■ Written request: Repeat the records below exactly, leaving out any pictures.

#### Provided data

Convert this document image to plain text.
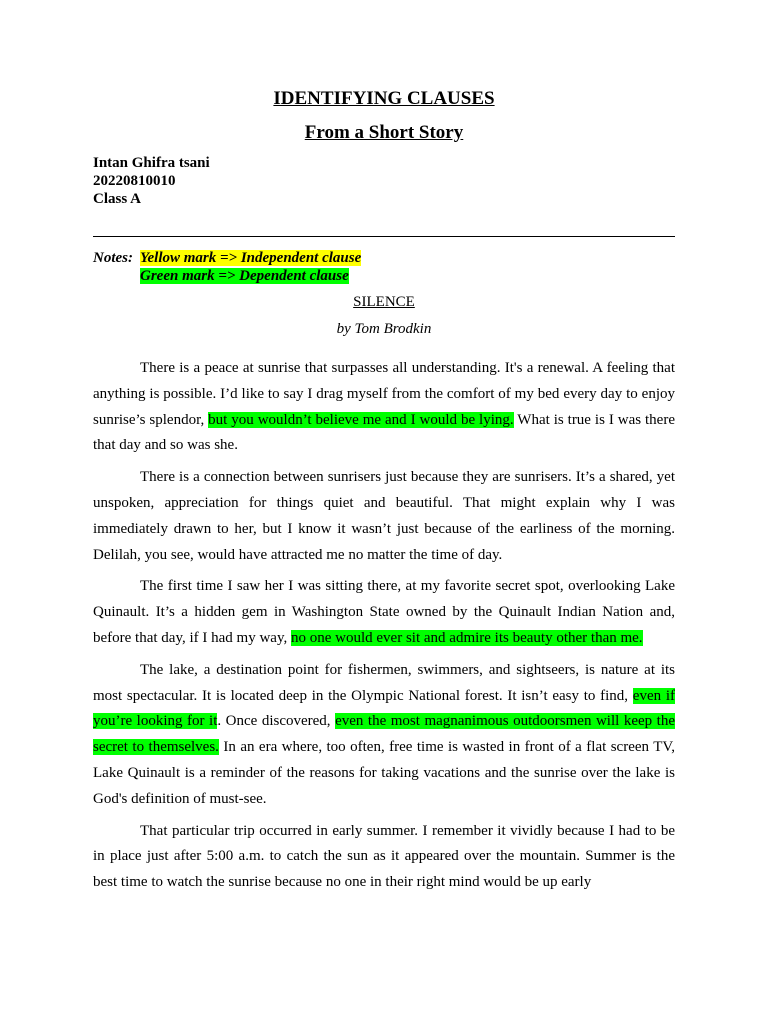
IDENTIFYING CLAUSES
From a Short Story
Intan Ghifra tsani
20220810010
Class A
Notes: Yellow mark => Independent clause
Green mark => Dependent clause
SILENCE
by Tom Brodkin

There is a peace at sunrise that surpasses all understanding. It's a renewal. A feeling that anything is possible. I’d like to say I drag myself from the comfort of my bed every day to enjoy sunrise’s splendor, but you wouldn’t believe me and I would be lying. What is true is I was there that day and so was she.

There is a connection between sunrisers just because they are sunrisers. It’s a shared, yet unspoken, appreciation for things quiet and beautiful. That might explain why I was immediately drawn to her, but I know it wasn’t just because of the earliness of the morning. Delilah, you see, would have attracted me no matter the time of day.

The first time I saw her I was sitting there, at my favorite secret spot, overlooking Lake Quinault. It’s a hidden gem in Washington State owned by the Quinault Indian Nation and, before that day, if I had my way, no one would ever sit and admire its beauty other than me.

The lake, a destination point for fishermen, swimmers, and sightseers, is nature at its most spectacular. It is located deep in the Olympic National forest. It isn’t easy to find, even if you’re looking for it. Once discovered, even the most magnanimous outdoorsmen will keep the secret to themselves. In an era where, too often, free time is wasted in front of a flat screen TV, Lake Quinault is a reminder of the reasons for taking vacations and the sunrise over the lake is God's definition of must-see.

That particular trip occurred in early summer. I remember it vividly because I had to be in place just after 5:00 a.m. to catch the sun as it appeared over the mountain. Summer is the best time to watch the sunrise because no one in their right mind would be up early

########

■ Response below:
Convert this document image to plain text.
IDENTIFYING CLAUSES
From a Short Story
Intan Ghifra tsani
20220810010
Class A
Notes: Yellow mark => Independent clause
Green mark => Dependent clause
SILENCE
by Tom Brodkin

There is a peace at sunrise that surpasses all understanding. It's a renewal. A feeling that anything is possible. I’d like to say I drag myself from the comfort of my bed every day to enjoy sunrise’s splendor, but you wouldn’t believe me and I would be lying. What is true is I was there that day and so was she.

There is a connection between sunrisers just because they are sunrisers. It’s a shared, yet unspoken, appreciation for things quiet and beautiful. That might explain why I was immediately drawn to her, but I know it wasn’t just because of the earliness of the morning. Delilah, you see, would have attracted me no matter the time of day.

The first time I saw her I was sitting there, at my favorite secret spot, overlooking Lake Quinault. It’s a hidden gem in Washington State owned by the Quinault Indian Nation and, before that day, if I had my way, no one would ever sit and admire its beauty other than me.

The lake, a destination point for fishermen, swimmers, and sightseers, is nature at its most spectacular. It is located deep in the Olympic National forest. It isn’t easy to find, even if you’re looking for it. Once discovered, even the most magnanimous outdoorsmen will keep the secret to themselves. In an era where, too often, free time is wasted in front of a flat screen TV, Lake Quinault is a reminder of the reasons for taking vacations and the sunrise over the lake is God's definition of must-see.

That particular trip occurred in early summer. I remember it vividly because I had to be in place just after 5:00 a.m. to catch the sun as it appeared over the mountain. Summer is the best time to watch the sunrise because no one in their right mind would be up early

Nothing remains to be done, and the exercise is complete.